Would you transcribe the listing that follows, character for character, and omit its images?

### GIVEN DATA
Begin

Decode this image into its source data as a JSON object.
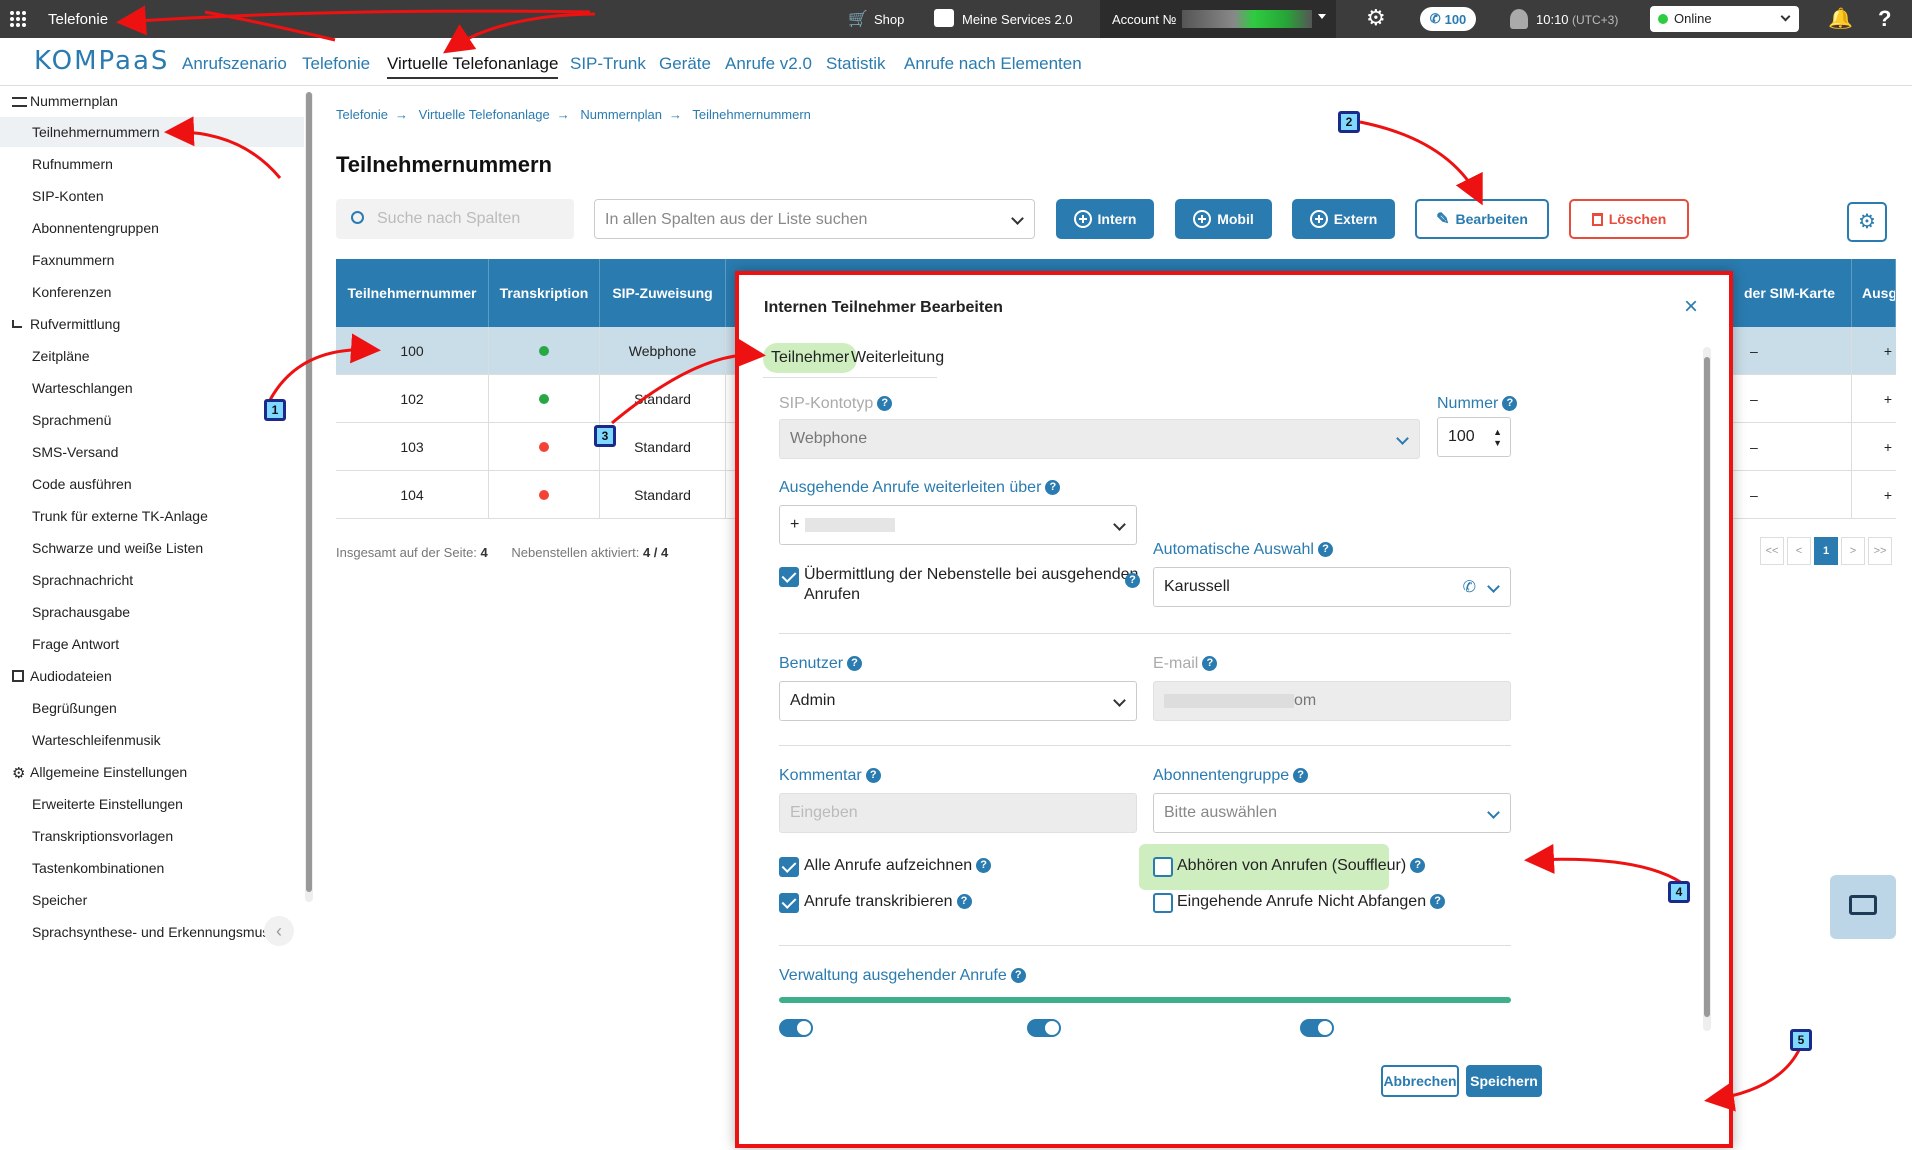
{
  "topbar": {
    "app_name": "Telefonie",
    "shop": "Shop",
    "services": "Meine Services 2.0",
    "account_label": "Account №",
    "calls_count": "100",
    "time": "10:10",
    "timezone": "(UTC+3)",
    "status": "Online"
  },
  "nav": {
    "brand": "KOMPaaS",
    "items": [
      "Anrufszenario",
      "Telefonie",
      "Virtuelle Telefonanlage",
      "SIP-Trunk",
      "Geräte",
      "Anrufe v2.0",
      "Statistik",
      "Anrufe nach Elementen"
    ]
  },
  "sidebar": {
    "sections": [
      {
        "title": "Nummernplan",
        "items": [
          "Teilnehmernummern",
          "Rufnummern",
          "SIP-Konten",
          "Abonnentengruppen",
          "Faxnummern",
          "Konferenzen"
        ]
      },
      {
        "title": "Rufvermittlung",
        "items": [
          "Zeitpläne",
          "Warteschlangen",
          "Sprachmenü",
          "SMS-Versand",
          "Code ausführen",
          "Trunk für externe TK-Anlage",
          "Schwarze und weiße Listen",
          "Sprachnachricht",
          "Sprachausgabe",
          "Frage Antwort"
        ]
      },
      {
        "title": "Audiodateien",
        "items": [
          "Begrüßungen",
          "Warteschleifenmusik"
        ]
      },
      {
        "title": "Allgemeine Einstellungen",
        "items": [
          "Erweiterte Einstellungen",
          "Transkriptionsvorlagen",
          "Tastenkombinationen",
          "Speicher",
          "Sprachsynthese- und Erkennungsmus"
        ]
      }
    ]
  },
  "breadcrumb": [
    "Telefonie",
    "Virtuelle Telefonanlage",
    "Nummernplan",
    "Teilnehmernummern"
  ],
  "page_title": "Teilnehmernummern",
  "toolbar": {
    "search_placeholder": "Suche nach Spalten",
    "all_columns_placeholder": "In allen Spalten aus der Liste suchen",
    "intern": "Intern",
    "mobil": "Mobil",
    "extern": "Extern",
    "edit": "Bearbeiten",
    "delete": "Löschen"
  },
  "table": {
    "headers": [
      "Teilnehmernummer",
      "Transkription",
      "SIP-Zuweisung"
    ],
    "right_headers": [
      "der SIM-Karte",
      "Ausg"
    ],
    "rows": [
      {
        "number": "100",
        "status": "green",
        "sip": "Webphone",
        "c1": "–",
        "c2": "+"
      },
      {
        "number": "102",
        "status": "green",
        "sip": "Standard",
        "c1": "–",
        "c2": "+"
      },
      {
        "number": "103",
        "status": "red",
        "sip": "Standard",
        "c1": "–",
        "c2": "+"
      },
      {
        "number": "104",
        "status": "red",
        "sip": "Standard",
        "c1": "–",
        "c2": "+"
      }
    ],
    "footer_total_label": "Insgesamt auf der Seite:",
    "footer_total": "4",
    "footer_ext_label": "Nebenstellen aktiviert:",
    "footer_ext": "4 / 4",
    "pages": [
      "<<",
      "<",
      "1",
      ">",
      ">>"
    ]
  },
  "modal": {
    "title": "Internen Teilnehmer Bearbeiten",
    "tabs": [
      "Teilnehmer",
      "Weiterleitung"
    ],
    "sip_type_label": "SIP-Kontotyp",
    "sip_type_value": "Webphone",
    "number_label": "Nummer",
    "number_value": "100",
    "outgoing_label": "Ausgehende Anrufe weiterleiten über",
    "outgoing_value": "+",
    "auto_label": "Automatische Auswahl",
    "auto_value": "Karussell",
    "transmit_line1": "Übermittlung der Nebenstelle bei ausgehenden",
    "transmit_line2": "Anrufen",
    "user_label": "Benutzer",
    "user_value": "Admin",
    "email_label": "E-mail",
    "email_value": "om",
    "comment_label": "Kommentar",
    "comment_placeholder": "Eingeben",
    "group_label": "Abonnentengruppe",
    "group_placeholder": "Bitte auswählen",
    "record_all": "Alle Anrufe aufzeichnen",
    "transcribe": "Anrufe transkribieren",
    "souffleur": "Abhören von Anrufen (Souffleur)",
    "no_intercept": "Eingehende Anrufe Nicht Abfangen",
    "outgoing_mgmt": "Verwaltung ausgehender Anrufe",
    "cancel": "Abbrechen",
    "save": "Speichern"
  },
  "markers": [
    "1",
    "2",
    "3",
    "4",
    "5"
  ],
  "colors": {
    "accent": "#2a7bb0",
    "highlight": "#e11111",
    "arrow": "#e11111",
    "marker": "#7fd8ff"
  }
}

End

### ANSWER BELOW
Decode this image into its source data as a JSON object.
{
  "topbar": {
    "app_name": "Telefonie",
    "shop": "Shop",
    "services": "Meine Services 2.0",
    "account_label": "Account №",
    "calls_count": "100",
    "time": "10:10",
    "timezone": "(UTC+3)",
    "status": "Online"
  },
  "nav": {
    "brand": "KOMPaaS",
    "items": [
      "Anrufszenario",
      "Telefonie",
      "Virtuelle Telefonanlage",
      "SIP-Trunk",
      "Geräte",
      "Anrufe v2.0",
      "Statistik",
      "Anrufe nach Elementen"
    ]
  },
  "sidebar": {
    "sections": [
      {
        "title": "Nummernplan",
        "items": [
          "Teilnehmernummern",
          "Rufnummern",
          "SIP-Konten",
          "Abonnentengruppen",
          "Faxnummern",
          "Konferenzen"
        ]
      },
      {
        "title": "Rufvermittlung",
        "items": [
          "Zeitpläne",
          "Warteschlangen",
          "Sprachmenü",
          "SMS-Versand",
          "Code ausführen",
          "Trunk für externe TK-Anlage",
          "Schwarze und weiße Listen",
          "Sprachnachricht",
          "Sprachausgabe",
          "Frage Antwort"
        ]
      },
      {
        "title": "Audiodateien",
        "items": [
          "Begrüßungen",
          "Warteschleifenmusik"
        ]
      },
      {
        "title": "Allgemeine Einstellungen",
        "items": [
          "Erweiterte Einstellungen",
          "Transkriptionsvorlagen",
          "Tastenkombinationen",
          "Speicher",
          "Sprachsynthese- und Erkennungsmus"
        ]
      }
    ]
  },
  "breadcrumb": [
    "Telefonie",
    "Virtuelle Telefonanlage",
    "Nummernplan",
    "Teilnehmernummern"
  ],
  "page_title": "Teilnehmernummern",
  "toolbar": {
    "search_placeholder": "Suche nach Spalten",
    "all_columns_placeholder": "In allen Spalten aus der Liste suchen",
    "intern": "Intern",
    "mobil": "Mobil",
    "extern": "Extern",
    "edit": "Bearbeiten",
    "delete": "Löschen"
  },
  "table": {
    "headers": [
      "Teilnehmernummer",
      "Transkription",
      "SIP-Zuweisung"
    ],
    "right_headers": [
      "der SIM-Karte",
      "Ausg"
    ],
    "rows": [
      {
        "number": "100",
        "status": "green",
        "sip": "Webphone",
        "c1": "–",
        "c2": "+"
      },
      {
        "number": "102",
        "status": "green",
        "sip": "Standard",
        "c1": "–",
        "c2": "+"
      },
      {
        "number": "103",
        "status": "red",
        "sip": "Standard",
        "c1": "–",
        "c2": "+"
      },
      {
        "number": "104",
        "status": "red",
        "sip": "Standard",
        "c1": "–",
        "c2": "+"
      }
    ],
    "footer_total_label": "Insgesamt auf der Seite:",
    "footer_total": "4",
    "footer_ext_label": "Nebenstellen aktiviert:",
    "footer_ext": "4 / 4",
    "pages": [
      "<<",
      "<",
      "1",
      ">",
      ">>"
    ]
  },
  "modal": {
    "title": "Internen Teilnehmer Bearbeiten",
    "tabs": [
      "Teilnehmer",
      "Weiterleitung"
    ],
    "sip_type_label": "SIP-Kontotyp",
    "sip_type_value": "Webphone",
    "number_label": "Nummer",
    "number_value": "100",
    "outgoing_label": "Ausgehende Anrufe weiterleiten über",
    "outgoing_value": "+",
    "auto_label": "Automatische Auswahl",
    "auto_value": "Karussell",
    "transmit_line1": "Übermittlung der Nebenstelle bei ausgehenden",
    "transmit_line2": "Anrufen",
    "user_label": "Benutzer",
    "user_value": "Admin",
    "email_label": "E-mail",
    "email_value": "om",
    "comment_label": "Kommentar",
    "comment_placeholder": "Eingeben",
    "group_label": "Abonnentengruppe",
    "group_placeholder": "Bitte auswählen",
    "record_all": "Alle Anrufe aufzeichnen",
    "transcribe": "Anrufe transkribieren",
    "souffleur": "Abhören von Anrufen (Souffleur)",
    "no_intercept": "Eingehende Anrufe Nicht Abfangen",
    "outgoing_mgmt": "Verwaltung ausgehender Anrufe",
    "cancel": "Abbrechen",
    "save": "Speichern"
  },
  "markers": [
    "1",
    "2",
    "3",
    "4",
    "5"
  ],
  "colors": {
    "accent": "#2a7bb0",
    "highlight": "#e11111",
    "arrow": "#e11111",
    "marker": "#7fd8ff"
  }
}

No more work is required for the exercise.